## [Extracted material]

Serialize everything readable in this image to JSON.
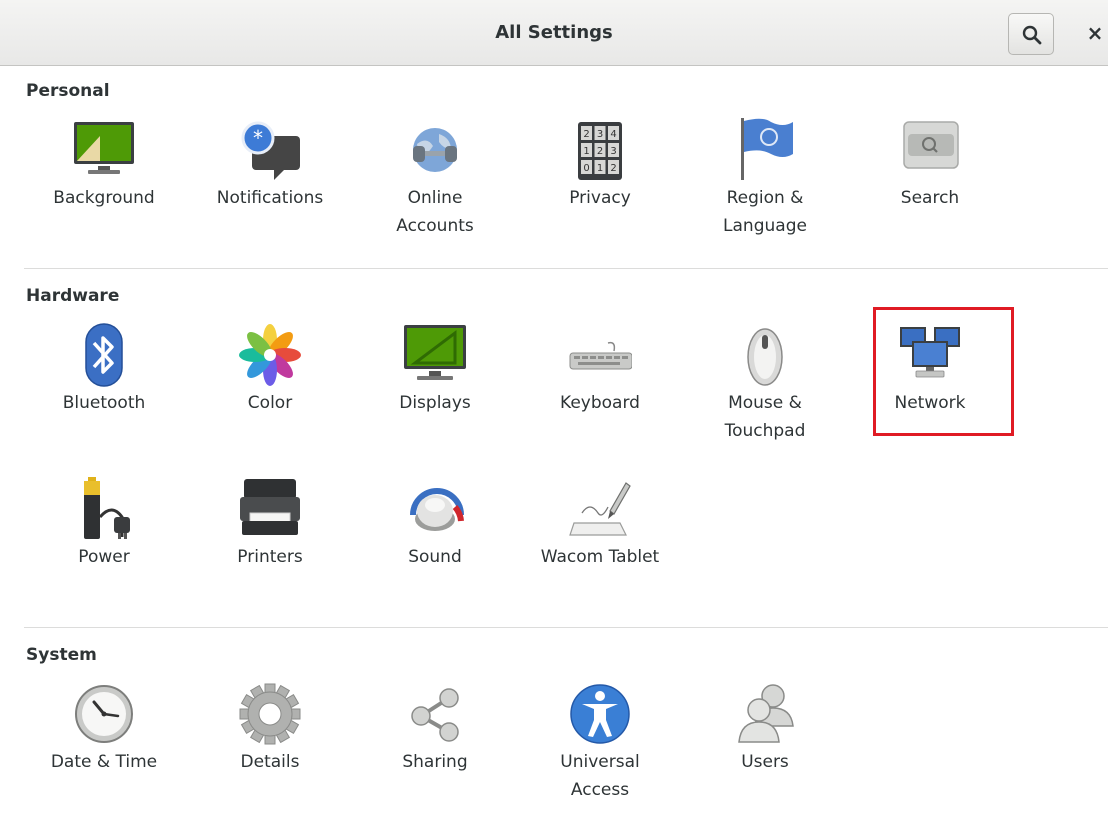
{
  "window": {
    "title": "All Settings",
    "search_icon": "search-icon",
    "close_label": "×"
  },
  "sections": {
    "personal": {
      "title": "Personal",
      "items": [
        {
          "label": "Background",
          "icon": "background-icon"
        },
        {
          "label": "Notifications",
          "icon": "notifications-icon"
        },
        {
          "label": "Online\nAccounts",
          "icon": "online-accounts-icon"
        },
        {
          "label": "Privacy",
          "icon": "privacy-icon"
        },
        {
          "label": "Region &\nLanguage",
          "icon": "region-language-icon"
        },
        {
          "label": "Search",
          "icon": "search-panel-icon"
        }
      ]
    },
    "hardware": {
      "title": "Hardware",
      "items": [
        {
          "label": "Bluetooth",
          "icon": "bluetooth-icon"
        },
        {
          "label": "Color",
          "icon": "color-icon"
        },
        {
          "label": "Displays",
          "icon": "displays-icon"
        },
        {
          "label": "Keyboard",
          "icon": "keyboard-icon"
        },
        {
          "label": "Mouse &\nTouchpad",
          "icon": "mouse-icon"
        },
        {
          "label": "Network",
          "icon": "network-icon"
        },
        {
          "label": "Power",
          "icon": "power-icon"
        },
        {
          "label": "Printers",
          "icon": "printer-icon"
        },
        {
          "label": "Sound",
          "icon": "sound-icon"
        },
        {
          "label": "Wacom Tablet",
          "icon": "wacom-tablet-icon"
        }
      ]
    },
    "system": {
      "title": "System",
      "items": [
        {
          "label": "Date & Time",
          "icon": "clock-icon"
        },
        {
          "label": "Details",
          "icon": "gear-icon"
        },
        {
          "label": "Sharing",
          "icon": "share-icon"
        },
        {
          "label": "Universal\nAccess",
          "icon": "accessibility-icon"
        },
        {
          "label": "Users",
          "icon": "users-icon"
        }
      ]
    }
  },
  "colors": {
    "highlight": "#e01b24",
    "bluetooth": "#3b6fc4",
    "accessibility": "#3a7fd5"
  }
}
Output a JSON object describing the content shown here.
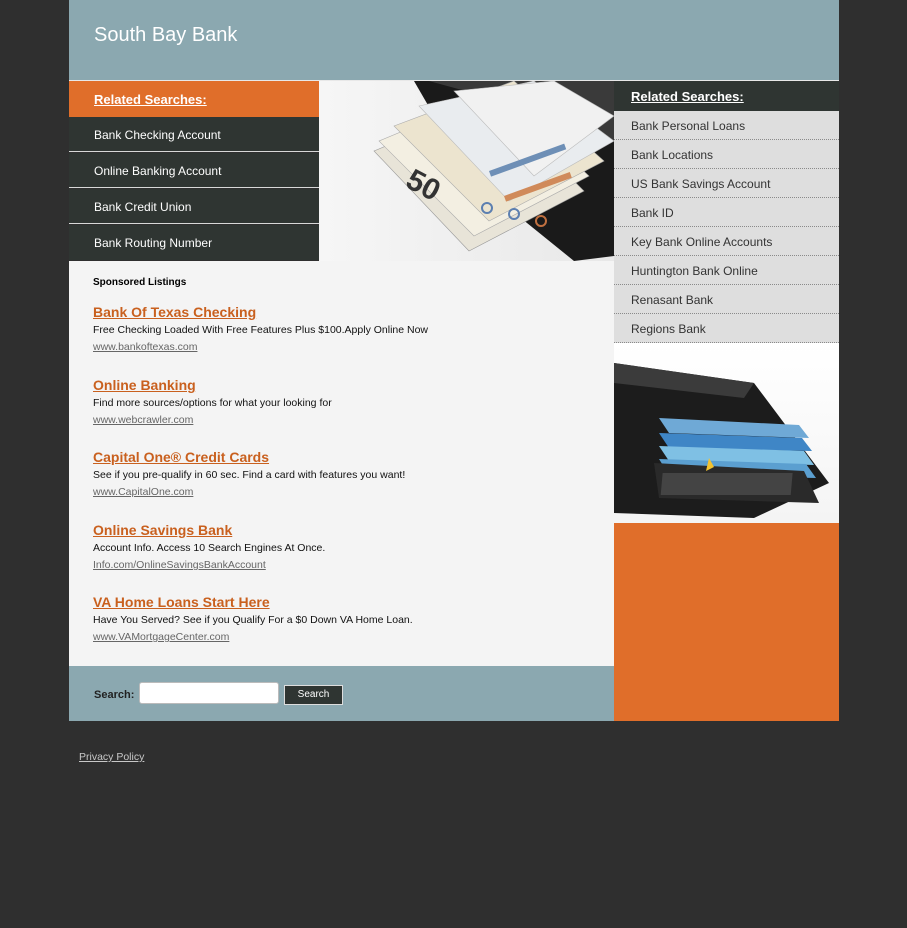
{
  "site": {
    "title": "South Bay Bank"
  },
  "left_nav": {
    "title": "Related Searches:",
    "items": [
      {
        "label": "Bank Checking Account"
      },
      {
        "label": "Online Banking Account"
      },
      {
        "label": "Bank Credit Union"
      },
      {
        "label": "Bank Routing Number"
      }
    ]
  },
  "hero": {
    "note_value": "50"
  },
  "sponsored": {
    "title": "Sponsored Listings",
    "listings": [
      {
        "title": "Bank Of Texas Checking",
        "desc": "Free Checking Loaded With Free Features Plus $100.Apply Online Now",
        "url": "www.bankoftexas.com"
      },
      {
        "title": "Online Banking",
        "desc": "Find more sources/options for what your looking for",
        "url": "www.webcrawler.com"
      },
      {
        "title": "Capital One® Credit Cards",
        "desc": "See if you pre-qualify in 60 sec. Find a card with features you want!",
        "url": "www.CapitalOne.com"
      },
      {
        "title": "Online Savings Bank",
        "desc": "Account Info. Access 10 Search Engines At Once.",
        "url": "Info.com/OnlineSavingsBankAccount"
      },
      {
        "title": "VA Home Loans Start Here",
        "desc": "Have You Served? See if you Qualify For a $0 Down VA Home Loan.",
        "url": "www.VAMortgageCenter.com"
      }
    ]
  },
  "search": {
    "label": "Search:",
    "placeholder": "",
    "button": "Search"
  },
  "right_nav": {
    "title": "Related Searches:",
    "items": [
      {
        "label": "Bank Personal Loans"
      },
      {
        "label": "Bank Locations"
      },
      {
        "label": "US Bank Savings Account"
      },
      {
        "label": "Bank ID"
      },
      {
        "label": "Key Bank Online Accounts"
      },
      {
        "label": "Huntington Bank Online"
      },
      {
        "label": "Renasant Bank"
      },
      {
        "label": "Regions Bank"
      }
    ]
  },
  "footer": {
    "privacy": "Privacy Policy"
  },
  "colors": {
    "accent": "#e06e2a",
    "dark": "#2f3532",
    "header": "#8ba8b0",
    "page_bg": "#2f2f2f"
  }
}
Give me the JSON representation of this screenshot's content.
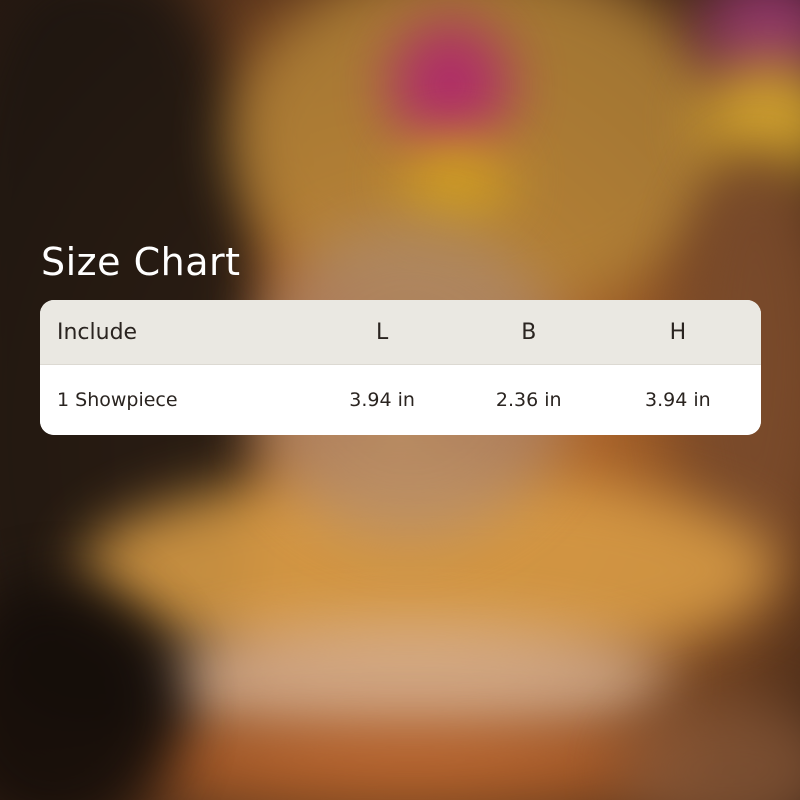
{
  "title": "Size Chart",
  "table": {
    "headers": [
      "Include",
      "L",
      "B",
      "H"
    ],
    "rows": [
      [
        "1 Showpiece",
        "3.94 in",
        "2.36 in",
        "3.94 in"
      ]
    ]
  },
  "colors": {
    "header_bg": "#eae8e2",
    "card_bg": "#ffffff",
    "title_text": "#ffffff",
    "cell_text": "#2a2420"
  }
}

## [Instruction]
Leave the pictures out and reproduce each record exactly as written.

## [Response to the exercise]
Serialize everything readable in this image to JSON.
{
  "window": {
    "title": "All Settings",
    "search_icon": "search-icon",
    "close_label": "×"
  },
  "sections": {
    "personal": {
      "title": "Personal",
      "items": [
        {
          "label": "Background",
          "icon": "background-icon"
        },
        {
          "label": "Notifications",
          "icon": "notifications-icon"
        },
        {
          "label": "Online\nAccounts",
          "icon": "online-accounts-icon"
        },
        {
          "label": "Privacy",
          "icon": "privacy-icon"
        },
        {
          "label": "Region &\nLanguage",
          "icon": "region-language-icon"
        },
        {
          "label": "Search",
          "icon": "search-panel-icon"
        }
      ]
    },
    "hardware": {
      "title": "Hardware",
      "items": [
        {
          "label": "Bluetooth",
          "icon": "bluetooth-icon"
        },
        {
          "label": "Color",
          "icon": "color-icon"
        },
        {
          "label": "Displays",
          "icon": "displays-icon"
        },
        {
          "label": "Keyboard",
          "icon": "keyboard-icon"
        },
        {
          "label": "Mouse &\nTouchpad",
          "icon": "mouse-icon"
        },
        {
          "label": "Network",
          "icon": "network-icon"
        },
        {
          "label": "Power",
          "icon": "power-icon"
        },
        {
          "label": "Printers",
          "icon": "printer-icon"
        },
        {
          "label": "Sound",
          "icon": "sound-icon"
        },
        {
          "label": "Wacom Tablet",
          "icon": "wacom-tablet-icon"
        }
      ]
    },
    "system": {
      "title": "System",
      "items": [
        {
          "label": "Date & Time",
          "icon": "clock-icon"
        },
        {
          "label": "Details",
          "icon": "gear-icon"
        },
        {
          "label": "Sharing",
          "icon": "share-icon"
        },
        {
          "label": "Universal\nAccess",
          "icon": "accessibility-icon"
        },
        {
          "label": "Users",
          "icon": "users-icon"
        }
      ]
    }
  },
  "colors": {
    "highlight": "#e01b24",
    "bluetooth": "#3b6fc4",
    "accessibility": "#3a7fd5"
  }
}
Output a JSON object describing the content shown here.
{
  "site": {
    "title": "South Bay Bank"
  },
  "left_nav": {
    "title": "Related Searches:",
    "items": [
      {
        "label": "Bank Checking Account"
      },
      {
        "label": "Online Banking Account"
      },
      {
        "label": "Bank Credit Union"
      },
      {
        "label": "Bank Routing Number"
      }
    ]
  },
  "hero": {
    "note_value": "50"
  },
  "sponsored": {
    "title": "Sponsored Listings",
    "listings": [
      {
        "title": "Bank Of Texas Checking",
        "desc": "Free Checking Loaded With Free Features Plus $100.Apply Online Now",
        "url": "www.bankoftexas.com"
      },
      {
        "title": "Online Banking",
        "desc": "Find more sources/options for what your looking for",
        "url": "www.webcrawler.com"
      },
      {
        "title": "Capital One® Credit Cards",
        "desc": "See if you pre-qualify in 60 sec. Find a card with features you want!",
        "url": "www.CapitalOne.com"
      },
      {
        "title": "Online Savings Bank",
        "desc": "Account Info. Access 10 Search Engines At Once.",
        "url": "Info.com/OnlineSavingsBankAccount"
      },
      {
        "title": "VA Home Loans Start Here",
        "desc": "Have You Served? See if you Qualify For a $0 Down VA Home Loan.",
        "url": "www.VAMortgageCenter.com"
      }
    ]
  },
  "search": {
    "label": "Search:",
    "placeholder": "",
    "button": "Search"
  },
  "right_nav": {
    "title": "Related Searches:",
    "items": [
      {
        "label": "Bank Personal Loans"
      },
      {
        "label": "Bank Locations"
      },
      {
        "label": "US Bank Savings Account"
      },
      {
        "label": "Bank ID"
      },
      {
        "label": "Key Bank Online Accounts"
      },
      {
        "label": "Huntington Bank Online"
      },
      {
        "label": "Renasant Bank"
      },
      {
        "label": "Regions Bank"
      }
    ]
  },
  "footer": {
    "privacy": "Privacy Policy"
  },
  "colors": {
    "accent": "#e06e2a",
    "dark": "#2f3532",
    "header": "#8ba8b0",
    "page_bg": "#2f2f2f"
  }
}
Give me the JSON representation of this screenshot's content.
{
  "title": "Size Chart",
  "table": {
    "headers": [
      "Include",
      "L",
      "B",
      "H"
    ],
    "rows": [
      [
        "1 Showpiece",
        "3.94 in",
        "2.36 in",
        "3.94 in"
      ]
    ]
  },
  "colors": {
    "header_bg": "#eae8e2",
    "card_bg": "#ffffff",
    "title_text": "#ffffff",
    "cell_text": "#2a2420"
  }
}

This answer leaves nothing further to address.